#### Task brief
Show each line of the data below that has the string "Contributiva" in it.

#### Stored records
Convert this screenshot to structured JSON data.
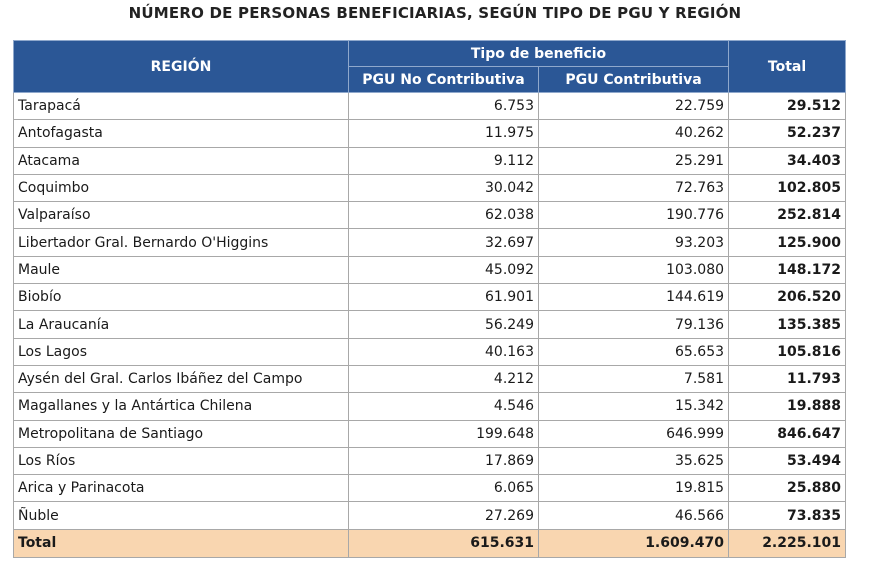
{
  "title": "NÚMERO DE PERSONAS BENEFICIARIAS, SEGÚN TIPO DE PGU Y REGIÓN",
  "header": {
    "region": "REGIÓN",
    "benefit_type": "Tipo de beneficio",
    "no_contributiva": "PGU No Contributiva",
    "contributiva": "PGU Contributiva",
    "total": "Total"
  },
  "rows": [
    {
      "region": "Tarapacá",
      "no_contrib": "6.753",
      "contrib": "22.759",
      "total": "29.512"
    },
    {
      "region": "Antofagasta",
      "no_contrib": "11.975",
      "contrib": "40.262",
      "total": "52.237"
    },
    {
      "region": "Atacama",
      "no_contrib": "9.112",
      "contrib": "25.291",
      "total": "34.403"
    },
    {
      "region": "Coquimbo",
      "no_contrib": "30.042",
      "contrib": "72.763",
      "total": "102.805"
    },
    {
      "region": "Valparaíso",
      "no_contrib": "62.038",
      "contrib": "190.776",
      "total": "252.814"
    },
    {
      "region": "Libertador Gral. Bernardo O'Higgins",
      "no_contrib": "32.697",
      "contrib": "93.203",
      "total": "125.900"
    },
    {
      "region": "Maule",
      "no_contrib": "45.092",
      "contrib": "103.080",
      "total": "148.172"
    },
    {
      "region": "Biobío",
      "no_contrib": "61.901",
      "contrib": "144.619",
      "total": "206.520"
    },
    {
      "region": "La Araucanía",
      "no_contrib": "56.249",
      "contrib": "79.136",
      "total": "135.385"
    },
    {
      "region": "Los Lagos",
      "no_contrib": "40.163",
      "contrib": "65.653",
      "total": "105.816"
    },
    {
      "region": "Aysén del Gral. Carlos Ibáñez del Campo",
      "no_contrib": "4.212",
      "contrib": "7.581",
      "total": "11.793"
    },
    {
      "region": "Magallanes y la Antártica Chilena",
      "no_contrib": "4.546",
      "contrib": "15.342",
      "total": "19.888"
    },
    {
      "region": "Metropolitana de Santiago",
      "no_contrib": "199.648",
      "contrib": "646.999",
      "total": "846.647"
    },
    {
      "region": "Los Ríos",
      "no_contrib": "17.869",
      "contrib": "35.625",
      "total": "53.494"
    },
    {
      "region": "Arica y Parinacota",
      "no_contrib": "6.065",
      "contrib": "19.815",
      "total": "25.880"
    },
    {
      "region": "Ñuble",
      "no_contrib": "27.269",
      "contrib": "46.566",
      "total": "73.835"
    }
  ],
  "totals": {
    "label": "Total",
    "no_contrib": "615.631",
    "contrib": "1.609.470",
    "total": "2.225.101"
  },
  "colors": {
    "header_bg": "#2b5796",
    "total_row_bg": "#f9d6b0"
  }
}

#### Result of this exercise
    "no_contributiva": "PGU No Contributiva",
    "contributiva": "PGU Contributiva",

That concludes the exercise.